Dataset listings of figures
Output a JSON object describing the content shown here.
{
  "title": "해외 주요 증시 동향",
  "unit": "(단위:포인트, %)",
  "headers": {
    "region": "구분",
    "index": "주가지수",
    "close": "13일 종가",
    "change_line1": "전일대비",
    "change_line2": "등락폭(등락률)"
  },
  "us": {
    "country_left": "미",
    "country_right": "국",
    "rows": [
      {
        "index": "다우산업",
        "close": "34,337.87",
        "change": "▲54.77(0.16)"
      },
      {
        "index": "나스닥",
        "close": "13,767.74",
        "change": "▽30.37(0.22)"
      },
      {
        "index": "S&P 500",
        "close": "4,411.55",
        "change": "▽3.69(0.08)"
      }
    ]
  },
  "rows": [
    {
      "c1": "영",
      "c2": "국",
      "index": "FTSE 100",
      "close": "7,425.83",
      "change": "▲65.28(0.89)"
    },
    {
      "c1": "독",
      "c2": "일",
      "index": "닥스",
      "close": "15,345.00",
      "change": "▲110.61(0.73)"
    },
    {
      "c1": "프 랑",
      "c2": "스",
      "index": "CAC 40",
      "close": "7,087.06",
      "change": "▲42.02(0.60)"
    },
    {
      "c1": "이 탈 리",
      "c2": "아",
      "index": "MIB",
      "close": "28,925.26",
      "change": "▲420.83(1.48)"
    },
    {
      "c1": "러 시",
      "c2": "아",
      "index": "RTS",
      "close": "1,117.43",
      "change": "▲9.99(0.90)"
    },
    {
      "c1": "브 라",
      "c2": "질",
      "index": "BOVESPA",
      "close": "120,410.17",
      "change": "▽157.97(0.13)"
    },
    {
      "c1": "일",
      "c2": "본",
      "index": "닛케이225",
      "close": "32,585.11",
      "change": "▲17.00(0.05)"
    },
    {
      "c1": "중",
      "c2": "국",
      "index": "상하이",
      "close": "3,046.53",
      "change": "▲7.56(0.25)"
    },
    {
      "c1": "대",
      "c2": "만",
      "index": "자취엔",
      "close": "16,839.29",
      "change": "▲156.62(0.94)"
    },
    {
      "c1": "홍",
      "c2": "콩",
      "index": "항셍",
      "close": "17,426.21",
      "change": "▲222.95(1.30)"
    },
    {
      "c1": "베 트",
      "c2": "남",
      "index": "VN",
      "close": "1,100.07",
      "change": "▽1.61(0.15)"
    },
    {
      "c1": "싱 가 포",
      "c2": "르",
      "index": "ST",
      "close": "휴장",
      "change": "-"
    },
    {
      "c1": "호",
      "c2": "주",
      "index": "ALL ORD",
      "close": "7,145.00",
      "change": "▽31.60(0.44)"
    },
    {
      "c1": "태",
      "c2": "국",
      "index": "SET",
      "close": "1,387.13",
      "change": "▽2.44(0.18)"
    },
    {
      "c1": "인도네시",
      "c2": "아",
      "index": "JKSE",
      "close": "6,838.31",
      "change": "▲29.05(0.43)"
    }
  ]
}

## GOAL OF THE EXERCISE
Every line of the data above should be copied exactly.

## FINISHED TASK
Output a JSON object describing the content shown here.
{
  "title": "해외 주요 증시 동향",
  "unit": "(단위:포인트, %)",
  "headers": {
    "region": "구분",
    "index": "주가지수",
    "close": "13일 종가",
    "change_line1": "전일대비",
    "change_line2": "등락폭(등락률)"
  },
  "us": {
    "country_left": "미",
    "country_right": "국",
    "rows": [
      {
        "index": "다우산업",
        "close": "34,337.87",
        "change": "▲54.77(0.16)"
      },
      {
        "index": "나스닥",
        "close": "13,767.74",
        "change": "▽30.37(0.22)"
      },
      {
        "index": "S&P 500",
        "close": "4,411.55",
        "change": "▽3.69(0.08)"
      }
    ]
  },
  "rows": [
    {
      "c1": "영",
      "c2": "국",
      "index": "FTSE 100",
      "close": "7,425.83",
      "change": "▲65.28(0.89)"
    },
    {
      "c1": "독",
      "c2": "일",
      "index": "닥스",
      "close": "15,345.00",
      "change": "▲110.61(0.73)"
    },
    {
      "c1": "프 랑",
      "c2": "스",
      "index": "CAC 40",
      "close": "7,087.06",
      "change": "▲42.02(0.60)"
    },
    {
      "c1": "이 탈 리",
      "c2": "아",
      "index": "MIB",
      "close": "28,925.26",
      "change": "▲420.83(1.48)"
    },
    {
      "c1": "러 시",
      "c2": "아",
      "index": "RTS",
      "close": "1,117.43",
      "change": "▲9.99(0.90)"
    },
    {
      "c1": "브 라",
      "c2": "질",
      "index": "BOVESPA",
      "close": "120,410.17",
      "change": "▽157.97(0.13)"
    },
    {
      "c1": "일",
      "c2": "본",
      "index": "닛케이225",
      "close": "32,585.11",
      "change": "▲17.00(0.05)"
    },
    {
      "c1": "중",
      "c2": "국",
      "index": "상하이",
      "close": "3,046.53",
      "change": "▲7.56(0.25)"
    },
    {
      "c1": "대",
      "c2": "만",
      "index": "자취엔",
      "close": "16,839.29",
      "change": "▲156.62(0.94)"
    },
    {
      "c1": "홍",
      "c2": "콩",
      "index": "항셍",
      "close": "17,426.21",
      "change": "▲222.95(1.30)"
    },
    {
      "c1": "베 트",
      "c2": "남",
      "index": "VN",
      "close": "1,100.07",
      "change": "▽1.61(0.15)"
    },
    {
      "c1": "싱 가 포",
      "c2": "르",
      "index": "ST",
      "close": "휴장",
      "change": "-"
    },
    {
      "c1": "호",
      "c2": "주",
      "index": "ALL ORD",
      "close": "7,145.00",
      "change": "▽31.60(0.44)"
    },
    {
      "c1": "태",
      "c2": "국",
      "index": "SET",
      "close": "1,387.13",
      "change": "▽2.44(0.18)"
    },
    {
      "c1": "인도네시",
      "c2": "아",
      "index": "JKSE",
      "close": "6,838.31",
      "change": "▲29.05(0.43)"
    }
  ]
}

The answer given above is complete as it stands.